EXERCISE DETAILS:
List each line of the data that holds the string "asked", please.

RECORD EXTRACTS:
◆ ◆ ◆ ◆ ◆ ◆ ◆
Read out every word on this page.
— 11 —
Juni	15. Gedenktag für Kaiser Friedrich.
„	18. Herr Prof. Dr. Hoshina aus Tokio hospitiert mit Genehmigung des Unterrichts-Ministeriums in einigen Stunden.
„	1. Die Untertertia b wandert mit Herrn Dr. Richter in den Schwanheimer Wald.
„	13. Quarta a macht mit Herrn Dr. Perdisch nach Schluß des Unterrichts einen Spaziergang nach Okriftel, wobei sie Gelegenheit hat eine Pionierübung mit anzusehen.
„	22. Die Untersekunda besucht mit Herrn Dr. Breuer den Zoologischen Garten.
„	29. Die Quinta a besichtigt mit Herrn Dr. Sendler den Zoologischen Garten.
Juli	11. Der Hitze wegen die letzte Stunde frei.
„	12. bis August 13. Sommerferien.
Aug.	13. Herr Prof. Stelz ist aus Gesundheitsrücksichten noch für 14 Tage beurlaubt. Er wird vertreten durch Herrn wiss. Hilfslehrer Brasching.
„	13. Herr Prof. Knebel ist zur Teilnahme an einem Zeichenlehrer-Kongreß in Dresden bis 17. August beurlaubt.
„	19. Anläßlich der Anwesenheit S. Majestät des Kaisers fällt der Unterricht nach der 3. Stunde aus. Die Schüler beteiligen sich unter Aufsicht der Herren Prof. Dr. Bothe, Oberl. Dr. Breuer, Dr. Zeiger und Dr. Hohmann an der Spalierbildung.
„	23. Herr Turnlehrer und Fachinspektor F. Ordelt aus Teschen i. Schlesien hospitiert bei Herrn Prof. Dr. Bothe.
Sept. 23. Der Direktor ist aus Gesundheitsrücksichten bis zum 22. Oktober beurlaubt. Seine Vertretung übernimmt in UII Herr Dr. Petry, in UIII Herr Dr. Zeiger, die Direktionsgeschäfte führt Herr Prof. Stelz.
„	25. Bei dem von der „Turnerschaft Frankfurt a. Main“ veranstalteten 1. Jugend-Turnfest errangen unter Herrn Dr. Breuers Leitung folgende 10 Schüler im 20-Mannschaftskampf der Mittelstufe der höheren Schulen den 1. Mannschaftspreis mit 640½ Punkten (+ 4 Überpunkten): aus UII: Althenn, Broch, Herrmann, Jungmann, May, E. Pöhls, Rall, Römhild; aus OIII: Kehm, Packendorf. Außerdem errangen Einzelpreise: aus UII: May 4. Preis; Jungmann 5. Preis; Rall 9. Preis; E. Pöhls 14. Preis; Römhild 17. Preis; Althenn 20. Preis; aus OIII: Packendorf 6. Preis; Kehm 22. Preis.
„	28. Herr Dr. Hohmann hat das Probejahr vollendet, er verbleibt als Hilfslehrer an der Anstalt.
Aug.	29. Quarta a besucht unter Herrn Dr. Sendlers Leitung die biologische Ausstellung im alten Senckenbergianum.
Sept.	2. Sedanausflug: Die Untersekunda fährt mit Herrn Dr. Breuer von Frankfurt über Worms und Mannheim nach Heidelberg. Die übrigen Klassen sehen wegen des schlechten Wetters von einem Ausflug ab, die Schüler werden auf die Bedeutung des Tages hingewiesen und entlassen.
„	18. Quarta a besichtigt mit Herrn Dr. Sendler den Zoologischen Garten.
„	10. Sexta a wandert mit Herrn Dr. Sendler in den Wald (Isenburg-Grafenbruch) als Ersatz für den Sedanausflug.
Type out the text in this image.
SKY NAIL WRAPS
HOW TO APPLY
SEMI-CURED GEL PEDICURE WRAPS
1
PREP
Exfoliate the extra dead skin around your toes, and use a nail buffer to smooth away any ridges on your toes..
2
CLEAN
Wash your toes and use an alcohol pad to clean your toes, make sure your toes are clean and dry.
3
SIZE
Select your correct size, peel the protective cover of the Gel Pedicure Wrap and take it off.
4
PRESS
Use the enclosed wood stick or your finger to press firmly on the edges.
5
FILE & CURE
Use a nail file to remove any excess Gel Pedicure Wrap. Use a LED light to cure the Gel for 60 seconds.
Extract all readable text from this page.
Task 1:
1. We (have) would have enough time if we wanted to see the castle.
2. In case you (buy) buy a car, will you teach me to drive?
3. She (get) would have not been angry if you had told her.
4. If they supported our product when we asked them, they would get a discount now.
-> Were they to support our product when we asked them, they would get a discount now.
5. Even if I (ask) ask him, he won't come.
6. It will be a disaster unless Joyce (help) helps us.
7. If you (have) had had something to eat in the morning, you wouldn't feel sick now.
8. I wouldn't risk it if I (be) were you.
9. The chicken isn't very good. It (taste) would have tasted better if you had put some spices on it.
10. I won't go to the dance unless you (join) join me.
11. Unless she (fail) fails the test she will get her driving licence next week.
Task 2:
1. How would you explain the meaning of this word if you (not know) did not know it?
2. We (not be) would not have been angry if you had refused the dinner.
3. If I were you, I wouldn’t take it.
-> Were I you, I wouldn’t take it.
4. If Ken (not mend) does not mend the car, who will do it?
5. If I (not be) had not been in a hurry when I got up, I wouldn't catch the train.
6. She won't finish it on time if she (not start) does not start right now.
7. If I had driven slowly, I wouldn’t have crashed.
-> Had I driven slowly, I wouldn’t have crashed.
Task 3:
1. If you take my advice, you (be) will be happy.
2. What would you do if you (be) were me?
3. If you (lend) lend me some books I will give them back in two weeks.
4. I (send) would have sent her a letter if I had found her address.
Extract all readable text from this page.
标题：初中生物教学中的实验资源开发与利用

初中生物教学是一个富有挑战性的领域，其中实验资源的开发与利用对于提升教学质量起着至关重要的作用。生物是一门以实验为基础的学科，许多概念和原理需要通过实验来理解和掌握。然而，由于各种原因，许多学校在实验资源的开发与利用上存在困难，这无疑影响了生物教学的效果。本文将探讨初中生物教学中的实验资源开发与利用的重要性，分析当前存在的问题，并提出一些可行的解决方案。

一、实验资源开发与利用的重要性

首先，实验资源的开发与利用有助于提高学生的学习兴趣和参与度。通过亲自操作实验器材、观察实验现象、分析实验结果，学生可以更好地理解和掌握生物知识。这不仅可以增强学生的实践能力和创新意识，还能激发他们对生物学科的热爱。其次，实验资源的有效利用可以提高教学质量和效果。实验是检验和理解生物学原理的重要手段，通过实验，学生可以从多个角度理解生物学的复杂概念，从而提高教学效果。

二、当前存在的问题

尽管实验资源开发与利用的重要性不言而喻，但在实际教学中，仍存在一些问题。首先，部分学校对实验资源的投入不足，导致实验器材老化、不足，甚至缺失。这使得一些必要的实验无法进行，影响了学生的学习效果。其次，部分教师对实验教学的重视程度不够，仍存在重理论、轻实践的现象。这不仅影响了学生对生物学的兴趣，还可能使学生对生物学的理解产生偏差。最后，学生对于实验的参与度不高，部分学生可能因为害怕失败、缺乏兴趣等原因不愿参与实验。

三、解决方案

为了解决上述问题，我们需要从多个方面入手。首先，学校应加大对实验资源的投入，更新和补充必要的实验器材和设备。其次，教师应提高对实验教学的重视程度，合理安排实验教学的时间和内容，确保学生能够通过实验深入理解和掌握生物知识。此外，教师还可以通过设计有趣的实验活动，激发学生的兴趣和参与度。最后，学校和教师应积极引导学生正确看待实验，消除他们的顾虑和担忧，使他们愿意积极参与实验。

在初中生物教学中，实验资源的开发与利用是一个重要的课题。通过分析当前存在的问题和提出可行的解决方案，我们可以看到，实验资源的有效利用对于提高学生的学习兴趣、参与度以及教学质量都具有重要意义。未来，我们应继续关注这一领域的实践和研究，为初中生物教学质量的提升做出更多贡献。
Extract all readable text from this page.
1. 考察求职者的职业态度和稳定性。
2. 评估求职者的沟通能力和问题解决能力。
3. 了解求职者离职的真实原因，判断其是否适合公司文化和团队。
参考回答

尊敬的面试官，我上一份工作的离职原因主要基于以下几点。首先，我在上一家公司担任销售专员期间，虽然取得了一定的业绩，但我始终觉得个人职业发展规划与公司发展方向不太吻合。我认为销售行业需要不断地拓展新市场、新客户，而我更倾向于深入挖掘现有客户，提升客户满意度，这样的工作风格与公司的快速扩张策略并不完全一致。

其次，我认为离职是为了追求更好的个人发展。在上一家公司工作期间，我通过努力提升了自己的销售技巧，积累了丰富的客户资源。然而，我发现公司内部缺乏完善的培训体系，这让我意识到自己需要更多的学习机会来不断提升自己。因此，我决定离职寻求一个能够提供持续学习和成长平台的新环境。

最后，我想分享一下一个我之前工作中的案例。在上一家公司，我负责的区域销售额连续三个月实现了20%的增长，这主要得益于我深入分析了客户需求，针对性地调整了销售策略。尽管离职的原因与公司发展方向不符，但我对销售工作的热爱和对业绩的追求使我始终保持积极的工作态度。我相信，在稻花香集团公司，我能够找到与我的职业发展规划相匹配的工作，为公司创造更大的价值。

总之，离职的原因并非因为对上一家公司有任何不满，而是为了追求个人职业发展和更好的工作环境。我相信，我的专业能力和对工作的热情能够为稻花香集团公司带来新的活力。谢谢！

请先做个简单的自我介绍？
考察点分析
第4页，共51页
◆ ◆ ◆ ◆ ◆ ◆ ◆
RESULT BELOW:
4. If they supported our product when we asked them, they would get a discount now.
-> Were they to support our product when we asked them, they would get a discount now.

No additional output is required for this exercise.